- [Exercise]
Would you restate all the data that follows, word for word?

** start of Data in this exercise **

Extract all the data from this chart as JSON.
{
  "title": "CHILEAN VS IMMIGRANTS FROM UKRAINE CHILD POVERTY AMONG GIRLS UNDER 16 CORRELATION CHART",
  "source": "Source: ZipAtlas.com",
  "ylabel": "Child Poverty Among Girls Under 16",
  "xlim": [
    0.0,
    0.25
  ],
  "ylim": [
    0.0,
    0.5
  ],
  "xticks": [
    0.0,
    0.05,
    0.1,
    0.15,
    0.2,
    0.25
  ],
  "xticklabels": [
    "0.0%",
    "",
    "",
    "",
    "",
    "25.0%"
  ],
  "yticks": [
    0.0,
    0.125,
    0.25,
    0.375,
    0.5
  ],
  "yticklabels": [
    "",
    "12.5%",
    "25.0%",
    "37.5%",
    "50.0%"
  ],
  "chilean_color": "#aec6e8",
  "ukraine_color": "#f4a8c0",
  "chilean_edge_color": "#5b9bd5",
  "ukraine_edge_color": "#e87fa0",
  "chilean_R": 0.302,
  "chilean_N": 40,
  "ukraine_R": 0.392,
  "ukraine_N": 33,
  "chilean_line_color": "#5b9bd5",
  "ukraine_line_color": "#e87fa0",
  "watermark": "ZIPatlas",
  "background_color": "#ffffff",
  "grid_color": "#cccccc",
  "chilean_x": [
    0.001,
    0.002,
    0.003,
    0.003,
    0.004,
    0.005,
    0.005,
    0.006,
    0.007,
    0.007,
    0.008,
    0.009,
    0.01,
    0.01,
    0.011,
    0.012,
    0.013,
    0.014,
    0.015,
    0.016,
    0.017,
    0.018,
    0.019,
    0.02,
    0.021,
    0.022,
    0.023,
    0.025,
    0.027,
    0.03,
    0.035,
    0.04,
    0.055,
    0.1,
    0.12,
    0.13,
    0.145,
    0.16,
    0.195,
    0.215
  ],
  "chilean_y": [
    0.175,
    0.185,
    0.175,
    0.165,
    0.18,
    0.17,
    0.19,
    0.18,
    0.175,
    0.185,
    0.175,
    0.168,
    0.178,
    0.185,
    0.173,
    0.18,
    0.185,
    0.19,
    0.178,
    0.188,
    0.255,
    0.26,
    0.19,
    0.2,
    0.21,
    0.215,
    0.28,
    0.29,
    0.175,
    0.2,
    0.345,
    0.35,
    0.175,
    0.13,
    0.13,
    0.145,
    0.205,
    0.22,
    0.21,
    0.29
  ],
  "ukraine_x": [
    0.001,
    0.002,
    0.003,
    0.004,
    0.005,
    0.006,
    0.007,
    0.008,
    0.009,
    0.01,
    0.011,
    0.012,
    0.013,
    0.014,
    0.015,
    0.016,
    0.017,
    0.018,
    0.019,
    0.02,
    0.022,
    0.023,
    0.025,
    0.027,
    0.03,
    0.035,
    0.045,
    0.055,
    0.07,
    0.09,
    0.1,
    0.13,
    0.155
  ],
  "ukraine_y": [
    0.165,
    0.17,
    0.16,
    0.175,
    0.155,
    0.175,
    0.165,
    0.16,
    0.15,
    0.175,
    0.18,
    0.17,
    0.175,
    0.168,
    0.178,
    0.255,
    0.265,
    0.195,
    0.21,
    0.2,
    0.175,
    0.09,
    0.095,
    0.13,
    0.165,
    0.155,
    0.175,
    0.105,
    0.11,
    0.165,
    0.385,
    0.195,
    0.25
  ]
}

** end of Data in this exercise **

- [Worked answer]
Extract all the data from this chart as JSON.
{
  "title": "CHILEAN VS IMMIGRANTS FROM UKRAINE CHILD POVERTY AMONG GIRLS UNDER 16 CORRELATION CHART",
  "source": "Source: ZipAtlas.com",
  "ylabel": "Child Poverty Among Girls Under 16",
  "xlim": [
    0.0,
    0.25
  ],
  "ylim": [
    0.0,
    0.5
  ],
  "xticks": [
    0.0,
    0.05,
    0.1,
    0.15,
    0.2,
    0.25
  ],
  "xticklabels": [
    "0.0%",
    "",
    "",
    "",
    "",
    "25.0%"
  ],
  "yticks": [
    0.0,
    0.125,
    0.25,
    0.375,
    0.5
  ],
  "yticklabels": [
    "",
    "12.5%",
    "25.0%",
    "37.5%",
    "50.0%"
  ],
  "chilean_color": "#aec6e8",
  "ukraine_color": "#f4a8c0",
  "chilean_edge_color": "#5b9bd5",
  "ukraine_edge_color": "#e87fa0",
  "chilean_R": 0.302,
  "chilean_N": 40,
  "ukraine_R": 0.392,
  "ukraine_N": 33,
  "chilean_line_color": "#5b9bd5",
  "ukraine_line_color": "#e87fa0",
  "watermark": "ZIPatlas",
  "background_color": "#ffffff",
  "grid_color": "#cccccc",
  "chilean_x": [
    0.001,
    0.002,
    0.003,
    0.003,
    0.004,
    0.005,
    0.005,
    0.006,
    0.007,
    0.007,
    0.008,
    0.009,
    0.01,
    0.01,
    0.011,
    0.012,
    0.013,
    0.014,
    0.015,
    0.016,
    0.017,
    0.018,
    0.019,
    0.02,
    0.021,
    0.022,
    0.023,
    0.025,
    0.027,
    0.03,
    0.035,
    0.04,
    0.055,
    0.1,
    0.12,
    0.13,
    0.145,
    0.16,
    0.195,
    0.215
  ],
  "chilean_y": [
    0.175,
    0.185,
    0.175,
    0.165,
    0.18,
    0.17,
    0.19,
    0.18,
    0.175,
    0.185,
    0.175,
    0.168,
    0.178,
    0.185,
    0.173,
    0.18,
    0.185,
    0.19,
    0.178,
    0.188,
    0.255,
    0.26,
    0.19,
    0.2,
    0.21,
    0.215,
    0.28,
    0.29,
    0.175,
    0.2,
    0.345,
    0.35,
    0.175,
    0.13,
    0.13,
    0.145,
    0.205,
    0.22,
    0.21,
    0.29
  ],
  "ukraine_x": [
    0.001,
    0.002,
    0.003,
    0.004,
    0.005,
    0.006,
    0.007,
    0.008,
    0.009,
    0.01,
    0.011,
    0.012,
    0.013,
    0.014,
    0.015,
    0.016,
    0.017,
    0.018,
    0.019,
    0.02,
    0.022,
    0.023,
    0.025,
    0.027,
    0.03,
    0.035,
    0.045,
    0.055,
    0.07,
    0.09,
    0.1,
    0.13,
    0.155
  ],
  "ukraine_y": [
    0.165,
    0.17,
    0.16,
    0.175,
    0.155,
    0.175,
    0.165,
    0.16,
    0.15,
    0.175,
    0.18,
    0.17,
    0.175,
    0.168,
    0.178,
    0.255,
    0.265,
    0.195,
    0.21,
    0.2,
    0.175,
    0.09,
    0.095,
    0.13,
    0.165,
    0.155,
    0.175,
    0.105,
    0.11,
    0.165,
    0.385,
    0.195,
    0.25
  ]
}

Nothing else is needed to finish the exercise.